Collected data
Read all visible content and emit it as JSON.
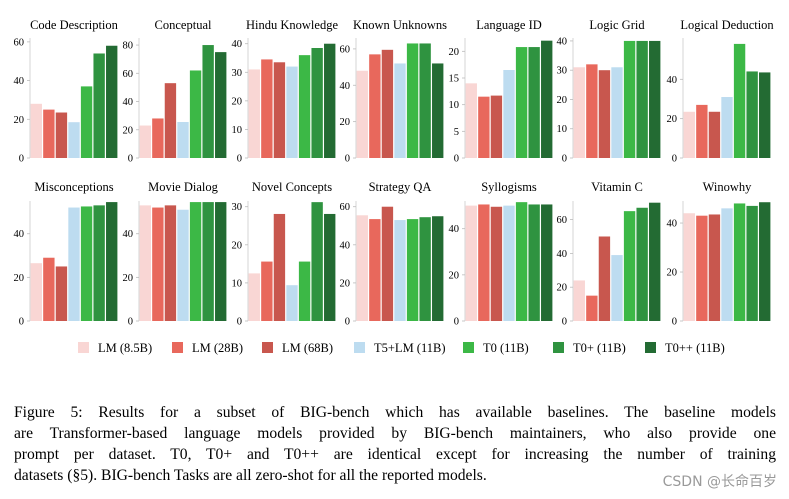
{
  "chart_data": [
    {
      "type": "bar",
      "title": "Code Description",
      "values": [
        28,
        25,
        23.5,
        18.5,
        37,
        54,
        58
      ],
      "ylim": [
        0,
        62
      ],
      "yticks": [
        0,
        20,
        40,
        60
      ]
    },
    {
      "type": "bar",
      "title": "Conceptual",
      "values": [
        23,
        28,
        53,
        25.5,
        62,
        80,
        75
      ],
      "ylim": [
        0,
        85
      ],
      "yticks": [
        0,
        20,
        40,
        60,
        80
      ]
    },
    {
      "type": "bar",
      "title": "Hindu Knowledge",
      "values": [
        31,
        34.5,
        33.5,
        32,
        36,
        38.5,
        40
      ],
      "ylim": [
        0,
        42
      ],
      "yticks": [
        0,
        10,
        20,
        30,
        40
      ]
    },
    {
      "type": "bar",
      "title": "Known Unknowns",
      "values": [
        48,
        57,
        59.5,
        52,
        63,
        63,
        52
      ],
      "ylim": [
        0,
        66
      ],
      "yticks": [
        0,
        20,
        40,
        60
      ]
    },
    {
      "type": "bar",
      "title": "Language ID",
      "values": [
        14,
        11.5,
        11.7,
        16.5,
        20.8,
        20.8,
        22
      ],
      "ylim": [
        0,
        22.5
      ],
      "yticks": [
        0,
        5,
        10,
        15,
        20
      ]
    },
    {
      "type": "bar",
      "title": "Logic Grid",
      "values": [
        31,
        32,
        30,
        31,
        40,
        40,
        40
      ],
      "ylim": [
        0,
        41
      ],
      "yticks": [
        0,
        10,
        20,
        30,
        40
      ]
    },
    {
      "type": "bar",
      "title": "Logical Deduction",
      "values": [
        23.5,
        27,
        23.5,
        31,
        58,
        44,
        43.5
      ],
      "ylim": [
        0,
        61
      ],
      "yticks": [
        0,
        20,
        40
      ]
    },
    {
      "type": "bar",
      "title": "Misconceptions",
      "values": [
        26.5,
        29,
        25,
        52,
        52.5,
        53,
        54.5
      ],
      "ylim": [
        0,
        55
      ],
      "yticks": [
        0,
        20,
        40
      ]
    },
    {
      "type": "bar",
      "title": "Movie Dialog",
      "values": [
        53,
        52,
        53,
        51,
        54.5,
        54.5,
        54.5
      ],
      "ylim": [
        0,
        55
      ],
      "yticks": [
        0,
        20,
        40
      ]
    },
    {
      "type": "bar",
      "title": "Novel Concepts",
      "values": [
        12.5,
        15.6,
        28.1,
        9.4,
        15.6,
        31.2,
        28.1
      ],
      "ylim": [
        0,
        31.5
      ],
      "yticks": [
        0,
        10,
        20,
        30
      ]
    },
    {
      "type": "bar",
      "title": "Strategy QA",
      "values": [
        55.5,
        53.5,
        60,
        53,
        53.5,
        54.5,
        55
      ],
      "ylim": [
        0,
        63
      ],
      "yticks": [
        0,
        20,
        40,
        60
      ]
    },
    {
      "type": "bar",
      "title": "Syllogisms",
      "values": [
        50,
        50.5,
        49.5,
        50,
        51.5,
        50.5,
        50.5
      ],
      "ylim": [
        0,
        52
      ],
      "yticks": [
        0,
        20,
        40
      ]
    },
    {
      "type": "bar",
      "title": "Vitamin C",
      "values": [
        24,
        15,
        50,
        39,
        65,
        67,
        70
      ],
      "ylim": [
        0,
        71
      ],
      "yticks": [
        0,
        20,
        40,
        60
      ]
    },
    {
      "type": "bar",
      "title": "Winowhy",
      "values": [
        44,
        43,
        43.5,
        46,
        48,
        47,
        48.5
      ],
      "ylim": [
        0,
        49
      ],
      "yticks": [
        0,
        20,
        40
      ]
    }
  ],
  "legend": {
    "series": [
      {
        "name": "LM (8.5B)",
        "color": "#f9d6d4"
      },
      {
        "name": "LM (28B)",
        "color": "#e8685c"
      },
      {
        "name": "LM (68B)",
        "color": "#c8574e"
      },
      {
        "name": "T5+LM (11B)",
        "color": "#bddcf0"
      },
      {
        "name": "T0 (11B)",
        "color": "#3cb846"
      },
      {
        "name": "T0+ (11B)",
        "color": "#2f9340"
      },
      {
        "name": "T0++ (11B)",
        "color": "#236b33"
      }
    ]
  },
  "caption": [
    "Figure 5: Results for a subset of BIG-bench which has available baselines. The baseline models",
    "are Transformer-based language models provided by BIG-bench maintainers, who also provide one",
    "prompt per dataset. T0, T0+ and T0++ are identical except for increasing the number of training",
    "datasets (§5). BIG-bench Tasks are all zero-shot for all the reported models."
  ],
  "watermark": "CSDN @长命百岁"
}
--
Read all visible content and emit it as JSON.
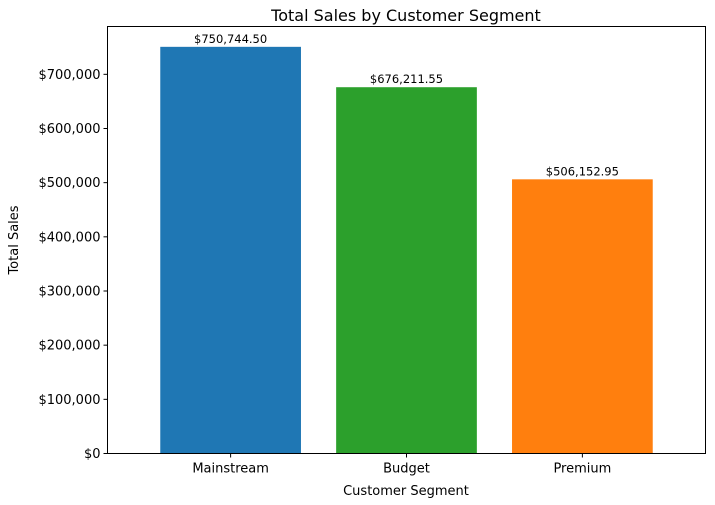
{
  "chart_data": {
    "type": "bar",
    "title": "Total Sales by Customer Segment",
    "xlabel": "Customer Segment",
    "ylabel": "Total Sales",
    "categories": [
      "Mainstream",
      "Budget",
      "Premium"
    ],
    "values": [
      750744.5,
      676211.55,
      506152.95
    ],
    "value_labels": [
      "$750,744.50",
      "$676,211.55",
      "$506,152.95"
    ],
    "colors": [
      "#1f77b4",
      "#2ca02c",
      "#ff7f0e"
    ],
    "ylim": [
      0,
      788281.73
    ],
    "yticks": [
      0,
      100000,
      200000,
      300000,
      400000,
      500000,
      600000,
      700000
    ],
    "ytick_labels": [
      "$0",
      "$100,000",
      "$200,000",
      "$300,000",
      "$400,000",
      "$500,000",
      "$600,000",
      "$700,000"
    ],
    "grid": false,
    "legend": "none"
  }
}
...
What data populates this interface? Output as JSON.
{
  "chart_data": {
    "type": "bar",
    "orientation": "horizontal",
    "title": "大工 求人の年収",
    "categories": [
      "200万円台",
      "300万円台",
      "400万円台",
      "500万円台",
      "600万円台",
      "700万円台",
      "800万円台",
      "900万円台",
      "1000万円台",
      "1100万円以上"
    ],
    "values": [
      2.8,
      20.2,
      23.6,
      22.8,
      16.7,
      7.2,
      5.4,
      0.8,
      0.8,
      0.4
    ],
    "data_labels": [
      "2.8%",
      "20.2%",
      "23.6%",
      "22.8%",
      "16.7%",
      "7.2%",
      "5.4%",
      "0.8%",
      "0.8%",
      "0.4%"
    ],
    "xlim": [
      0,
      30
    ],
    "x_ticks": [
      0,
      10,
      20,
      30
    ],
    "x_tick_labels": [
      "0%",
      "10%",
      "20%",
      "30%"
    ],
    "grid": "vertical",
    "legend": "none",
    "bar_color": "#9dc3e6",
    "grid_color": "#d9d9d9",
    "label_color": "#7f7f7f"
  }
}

**AIM OF THE EXERCISE**
Filter out every line that lacks the word "Sales", and copy the rest.

**TASK SOLUTION**
    "title": "Total Sales by Customer Segment",
    "ylabel": "Total Sales",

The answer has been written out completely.